**Exercise**
Give every line from the entries that contains "Cambios".

**Extracted material**
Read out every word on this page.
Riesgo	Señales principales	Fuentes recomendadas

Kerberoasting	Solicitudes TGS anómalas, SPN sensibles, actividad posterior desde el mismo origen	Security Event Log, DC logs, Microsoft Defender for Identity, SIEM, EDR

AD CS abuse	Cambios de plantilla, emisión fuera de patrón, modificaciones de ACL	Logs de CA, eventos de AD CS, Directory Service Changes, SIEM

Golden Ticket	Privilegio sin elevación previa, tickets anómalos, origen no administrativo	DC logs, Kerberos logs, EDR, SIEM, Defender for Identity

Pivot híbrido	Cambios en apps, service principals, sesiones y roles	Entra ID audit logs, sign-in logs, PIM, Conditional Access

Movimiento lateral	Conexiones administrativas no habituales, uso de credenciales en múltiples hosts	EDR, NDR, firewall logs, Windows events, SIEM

**Response for this exercise**
AD CS abuse	Cambios de plantilla, emisión fuera de patrón, modificaciones de ACL	Logs de CA, eventos de AD CS, Directory Service Changes, SIEM
Pivot híbrido	Cambios en apps, service principals, sesiones y roles	Entra ID audit logs, sign-in logs, PIM, Conditional Access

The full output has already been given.